------ Records supplied
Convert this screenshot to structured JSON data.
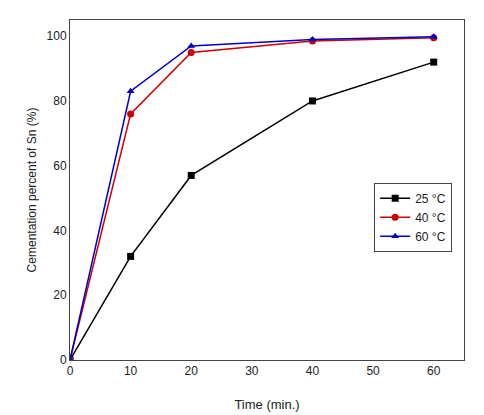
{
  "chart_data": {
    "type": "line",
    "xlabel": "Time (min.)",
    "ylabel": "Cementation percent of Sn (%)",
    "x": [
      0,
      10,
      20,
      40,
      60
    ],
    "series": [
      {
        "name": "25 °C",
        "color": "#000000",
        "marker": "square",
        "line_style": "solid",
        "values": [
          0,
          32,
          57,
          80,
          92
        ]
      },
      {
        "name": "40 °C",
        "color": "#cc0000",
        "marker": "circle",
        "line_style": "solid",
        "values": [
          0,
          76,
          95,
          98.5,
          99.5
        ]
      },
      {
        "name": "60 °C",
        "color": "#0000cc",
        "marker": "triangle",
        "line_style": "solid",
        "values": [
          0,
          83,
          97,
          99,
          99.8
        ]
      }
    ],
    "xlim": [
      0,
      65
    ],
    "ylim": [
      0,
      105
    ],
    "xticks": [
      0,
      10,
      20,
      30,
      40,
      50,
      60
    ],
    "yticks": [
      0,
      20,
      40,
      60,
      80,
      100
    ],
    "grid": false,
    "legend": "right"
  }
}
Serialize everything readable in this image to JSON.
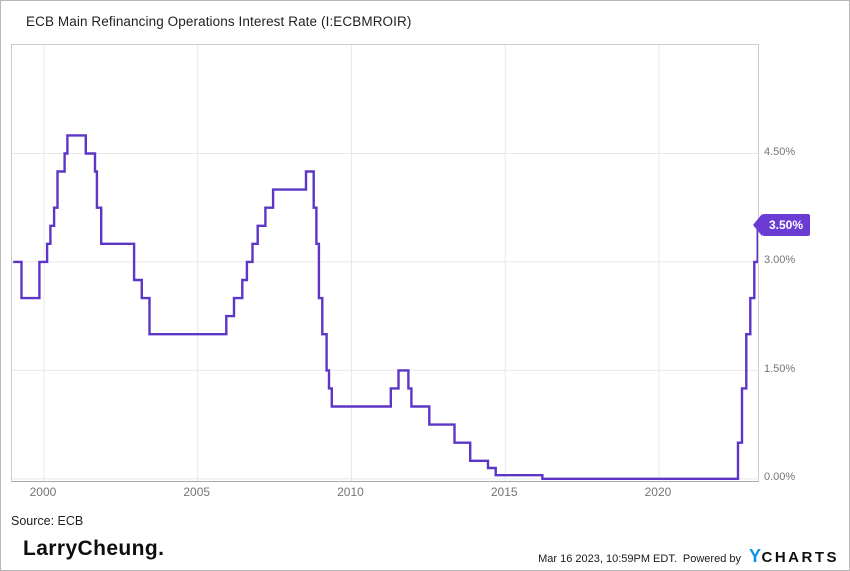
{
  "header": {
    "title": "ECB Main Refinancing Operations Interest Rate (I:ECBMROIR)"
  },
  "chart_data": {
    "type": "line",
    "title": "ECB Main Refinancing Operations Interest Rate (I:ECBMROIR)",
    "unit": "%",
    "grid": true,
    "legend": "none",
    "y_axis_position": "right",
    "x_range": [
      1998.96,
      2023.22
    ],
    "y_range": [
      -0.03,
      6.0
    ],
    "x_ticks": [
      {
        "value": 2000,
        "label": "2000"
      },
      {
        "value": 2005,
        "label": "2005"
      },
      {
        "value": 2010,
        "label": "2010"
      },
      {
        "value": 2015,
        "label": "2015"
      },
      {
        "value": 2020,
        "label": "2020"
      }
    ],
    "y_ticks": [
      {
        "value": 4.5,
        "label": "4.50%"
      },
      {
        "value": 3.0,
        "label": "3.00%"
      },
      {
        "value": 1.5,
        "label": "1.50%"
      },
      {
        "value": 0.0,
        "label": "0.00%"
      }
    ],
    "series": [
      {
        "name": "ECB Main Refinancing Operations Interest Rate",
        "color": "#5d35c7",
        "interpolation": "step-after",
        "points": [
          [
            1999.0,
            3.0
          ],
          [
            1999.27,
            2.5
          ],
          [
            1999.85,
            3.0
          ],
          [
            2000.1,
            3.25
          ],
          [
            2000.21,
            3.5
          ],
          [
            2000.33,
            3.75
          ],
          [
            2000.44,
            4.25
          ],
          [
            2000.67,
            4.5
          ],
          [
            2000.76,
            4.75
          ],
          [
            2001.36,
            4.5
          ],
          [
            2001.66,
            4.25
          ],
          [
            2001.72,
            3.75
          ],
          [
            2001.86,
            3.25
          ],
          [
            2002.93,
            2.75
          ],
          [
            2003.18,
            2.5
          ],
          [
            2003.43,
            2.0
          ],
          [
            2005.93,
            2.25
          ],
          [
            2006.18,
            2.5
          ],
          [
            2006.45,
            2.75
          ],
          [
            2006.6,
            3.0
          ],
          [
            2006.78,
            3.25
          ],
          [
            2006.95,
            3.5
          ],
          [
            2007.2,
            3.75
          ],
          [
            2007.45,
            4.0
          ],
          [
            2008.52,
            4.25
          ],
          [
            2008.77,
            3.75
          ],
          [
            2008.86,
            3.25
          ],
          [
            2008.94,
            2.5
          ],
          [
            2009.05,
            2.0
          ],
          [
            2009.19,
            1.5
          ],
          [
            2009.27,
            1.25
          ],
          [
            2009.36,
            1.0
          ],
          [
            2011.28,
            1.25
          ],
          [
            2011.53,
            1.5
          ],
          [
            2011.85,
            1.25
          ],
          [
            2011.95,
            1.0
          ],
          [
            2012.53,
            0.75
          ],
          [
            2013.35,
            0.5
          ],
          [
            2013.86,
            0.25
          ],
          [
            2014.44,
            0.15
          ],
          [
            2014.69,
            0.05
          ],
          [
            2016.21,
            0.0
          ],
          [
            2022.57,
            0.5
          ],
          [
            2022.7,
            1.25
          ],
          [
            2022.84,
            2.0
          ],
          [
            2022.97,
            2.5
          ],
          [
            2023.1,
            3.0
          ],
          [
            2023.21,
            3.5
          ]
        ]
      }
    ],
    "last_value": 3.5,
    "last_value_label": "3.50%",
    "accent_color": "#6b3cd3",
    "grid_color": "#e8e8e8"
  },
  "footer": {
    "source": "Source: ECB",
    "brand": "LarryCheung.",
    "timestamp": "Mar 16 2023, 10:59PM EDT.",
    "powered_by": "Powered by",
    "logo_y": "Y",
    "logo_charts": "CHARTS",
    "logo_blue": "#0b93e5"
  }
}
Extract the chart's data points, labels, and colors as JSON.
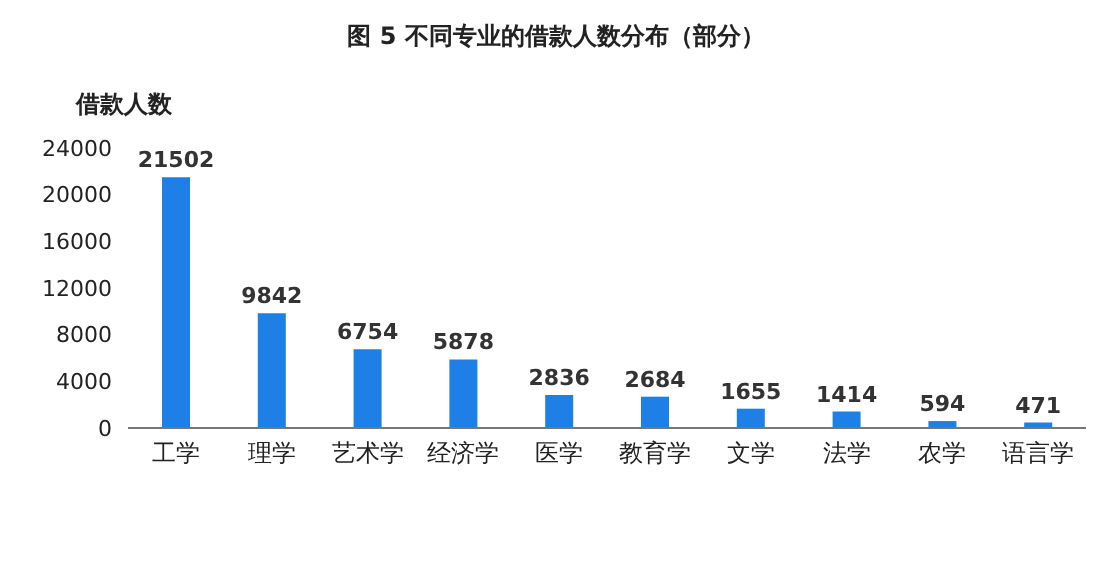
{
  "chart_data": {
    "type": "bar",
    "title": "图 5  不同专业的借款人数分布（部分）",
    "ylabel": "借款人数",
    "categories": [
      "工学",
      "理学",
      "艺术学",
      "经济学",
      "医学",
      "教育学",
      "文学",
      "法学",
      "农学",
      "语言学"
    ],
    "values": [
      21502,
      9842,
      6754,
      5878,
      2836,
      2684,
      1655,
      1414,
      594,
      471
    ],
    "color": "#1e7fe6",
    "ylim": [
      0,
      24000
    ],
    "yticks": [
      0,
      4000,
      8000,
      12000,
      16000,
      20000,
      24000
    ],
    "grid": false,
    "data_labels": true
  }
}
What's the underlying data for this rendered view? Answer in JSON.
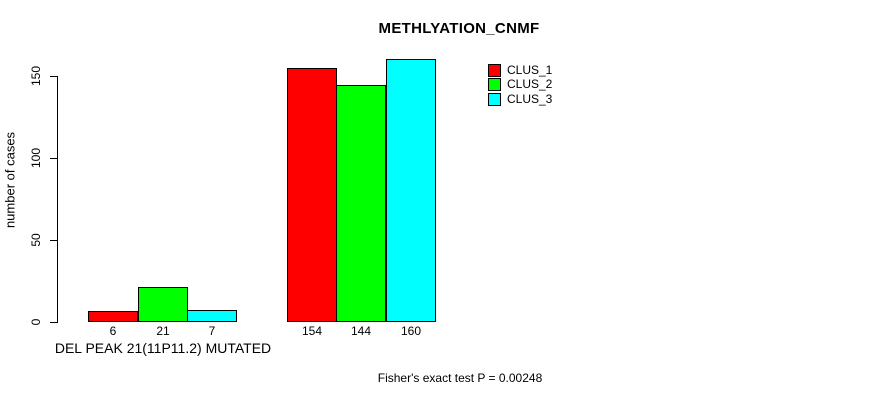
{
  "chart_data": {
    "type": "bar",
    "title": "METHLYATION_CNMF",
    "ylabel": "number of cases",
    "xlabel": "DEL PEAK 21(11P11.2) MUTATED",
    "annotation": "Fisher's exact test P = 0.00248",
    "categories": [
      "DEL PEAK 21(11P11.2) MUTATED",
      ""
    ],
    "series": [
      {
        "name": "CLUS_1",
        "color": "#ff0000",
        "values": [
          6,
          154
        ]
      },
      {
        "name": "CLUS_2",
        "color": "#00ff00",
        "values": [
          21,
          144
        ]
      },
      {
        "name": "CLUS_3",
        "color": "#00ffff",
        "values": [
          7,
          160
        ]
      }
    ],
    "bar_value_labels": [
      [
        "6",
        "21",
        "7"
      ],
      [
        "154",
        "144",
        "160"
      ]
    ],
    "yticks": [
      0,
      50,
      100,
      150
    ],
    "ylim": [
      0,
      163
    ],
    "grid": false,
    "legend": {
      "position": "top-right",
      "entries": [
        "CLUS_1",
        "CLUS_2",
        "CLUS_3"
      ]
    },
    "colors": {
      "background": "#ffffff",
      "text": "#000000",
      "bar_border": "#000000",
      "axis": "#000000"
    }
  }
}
------------
> [Exercise]:
Repeat the material above verbatim. Leave the pictures behind.

> [Task answer]:
Convert this screenshot to structured JSON data.
{
  "chart_data": {
    "type": "line",
    "xlabel": "Time (min.)",
    "ylabel": "Cementation percent of Sn (%)",
    "x": [
      0,
      10,
      20,
      40,
      60
    ],
    "series": [
      {
        "name": "25 °C",
        "color": "#000000",
        "marker": "square",
        "line_style": "solid",
        "values": [
          0,
          32,
          57,
          80,
          92
        ]
      },
      {
        "name": "40 °C",
        "color": "#cc0000",
        "marker": "circle",
        "line_style": "solid",
        "values": [
          0,
          76,
          95,
          98.5,
          99.5
        ]
      },
      {
        "name": "60 °C",
        "color": "#0000cc",
        "marker": "triangle",
        "line_style": "solid",
        "values": [
          0,
          83,
          97,
          99,
          99.8
        ]
      }
    ],
    "xlim": [
      0,
      65
    ],
    "ylim": [
      0,
      105
    ],
    "xticks": [
      0,
      10,
      20,
      30,
      40,
      50,
      60
    ],
    "yticks": [
      0,
      20,
      40,
      60,
      80,
      100
    ],
    "grid": false,
    "legend": "right"
  }
}
Serialize everything readable in this image to JSON.
{
  "header": {
    "title": "ECB Main Refinancing Operations Interest Rate (I:ECBMROIR)"
  },
  "chart_data": {
    "type": "line",
    "title": "ECB Main Refinancing Operations Interest Rate (I:ECBMROIR)",
    "unit": "%",
    "grid": true,
    "legend": "none",
    "y_axis_position": "right",
    "x_range": [
      1998.96,
      2023.22
    ],
    "y_range": [
      -0.03,
      6.0
    ],
    "x_ticks": [
      {
        "value": 2000,
        "label": "2000"
      },
      {
        "value": 2005,
        "label": "2005"
      },
      {
        "value": 2010,
        "label": "2010"
      },
      {
        "value": 2015,
        "label": "2015"
      },
      {
        "value": 2020,
        "label": "2020"
      }
    ],
    "y_ticks": [
      {
        "value": 4.5,
        "label": "4.50%"
      },
      {
        "value": 3.0,
        "label": "3.00%"
      },
      {
        "value": 1.5,
        "label": "1.50%"
      },
      {
        "value": 0.0,
        "label": "0.00%"
      }
    ],
    "series": [
      {
        "name": "ECB Main Refinancing Operations Interest Rate",
        "color": "#5d35c7",
        "interpolation": "step-after",
        "points": [
          [
            1999.0,
            3.0
          ],
          [
            1999.27,
            2.5
          ],
          [
            1999.85,
            3.0
          ],
          [
            2000.1,
            3.25
          ],
          [
            2000.21,
            3.5
          ],
          [
            2000.33,
            3.75
          ],
          [
            2000.44,
            4.25
          ],
          [
            2000.67,
            4.5
          ],
          [
            2000.76,
            4.75
          ],
          [
            2001.36,
            4.5
          ],
          [
            2001.66,
            4.25
          ],
          [
            2001.72,
            3.75
          ],
          [
            2001.86,
            3.25
          ],
          [
            2002.93,
            2.75
          ],
          [
            2003.18,
            2.5
          ],
          [
            2003.43,
            2.0
          ],
          [
            2005.93,
            2.25
          ],
          [
            2006.18,
            2.5
          ],
          [
            2006.45,
            2.75
          ],
          [
            2006.6,
            3.0
          ],
          [
            2006.78,
            3.25
          ],
          [
            2006.95,
            3.5
          ],
          [
            2007.2,
            3.75
          ],
          [
            2007.45,
            4.0
          ],
          [
            2008.52,
            4.25
          ],
          [
            2008.77,
            3.75
          ],
          [
            2008.86,
            3.25
          ],
          [
            2008.94,
            2.5
          ],
          [
            2009.05,
            2.0
          ],
          [
            2009.19,
            1.5
          ],
          [
            2009.27,
            1.25
          ],
          [
            2009.36,
            1.0
          ],
          [
            2011.28,
            1.25
          ],
          [
            2011.53,
            1.5
          ],
          [
            2011.85,
            1.25
          ],
          [
            2011.95,
            1.0
          ],
          [
            2012.53,
            0.75
          ],
          [
            2013.35,
            0.5
          ],
          [
            2013.86,
            0.25
          ],
          [
            2014.44,
            0.15
          ],
          [
            2014.69,
            0.05
          ],
          [
            2016.21,
            0.0
          ],
          [
            2022.57,
            0.5
          ],
          [
            2022.7,
            1.25
          ],
          [
            2022.84,
            2.0
          ],
          [
            2022.97,
            2.5
          ],
          [
            2023.1,
            3.0
          ],
          [
            2023.21,
            3.5
          ]
        ]
      }
    ],
    "last_value": 3.5,
    "last_value_label": "3.50%",
    "accent_color": "#6b3cd3",
    "grid_color": "#e8e8e8"
  },
  "footer": {
    "source": "Source: ECB",
    "brand": "LarryCheung.",
    "timestamp": "Mar 16 2023, 10:59PM EDT.",
    "powered_by": "Powered by",
    "logo_y": "Y",
    "logo_charts": "CHARTS",
    "logo_blue": "#0b93e5"
  }
}
Extract the chart's data points, labels, and colors as JSON.
{
  "chart_data": {
    "type": "bar",
    "title": "图 5  不同专业的借款人数分布（部分）",
    "ylabel": "借款人数",
    "categories": [
      "工学",
      "理学",
      "艺术学",
      "经济学",
      "医学",
      "教育学",
      "文学",
      "法学",
      "农学",
      "语言学"
    ],
    "values": [
      21502,
      9842,
      6754,
      5878,
      2836,
      2684,
      1655,
      1414,
      594,
      471
    ],
    "color": "#1e7fe6",
    "ylim": [
      0,
      24000
    ],
    "yticks": [
      0,
      4000,
      8000,
      12000,
      16000,
      20000,
      24000
    ],
    "grid": false,
    "data_labels": true
  }
}
What's the underlying data for this rendered view? Answer in JSON.
{
  "chart_data": {
    "type": "bar",
    "title": "METHLYATION_CNMF",
    "ylabel": "number of cases",
    "xlabel": "DEL PEAK 21(11P11.2) MUTATED",
    "annotation": "Fisher's exact test P = 0.00248",
    "categories": [
      "DEL PEAK 21(11P11.2) MUTATED",
      ""
    ],
    "series": [
      {
        "name": "CLUS_1",
        "color": "#ff0000",
        "values": [
          6,
          154
        ]
      },
      {
        "name": "CLUS_2",
        "color": "#00ff00",
        "values": [
          21,
          144
        ]
      },
      {
        "name": "CLUS_3",
        "color": "#00ffff",
        "values": [
          7,
          160
        ]
      }
    ],
    "bar_value_labels": [
      [
        "6",
        "21",
        "7"
      ],
      [
        "154",
        "144",
        "160"
      ]
    ],
    "yticks": [
      0,
      50,
      100,
      150
    ],
    "ylim": [
      0,
      163
    ],
    "grid": false,
    "legend": {
      "position": "top-right",
      "entries": [
        "CLUS_1",
        "CLUS_2",
        "CLUS_3"
      ]
    },
    "colors": {
      "background": "#ffffff",
      "text": "#000000",
      "bar_border": "#000000",
      "axis": "#000000"
    }
  }
}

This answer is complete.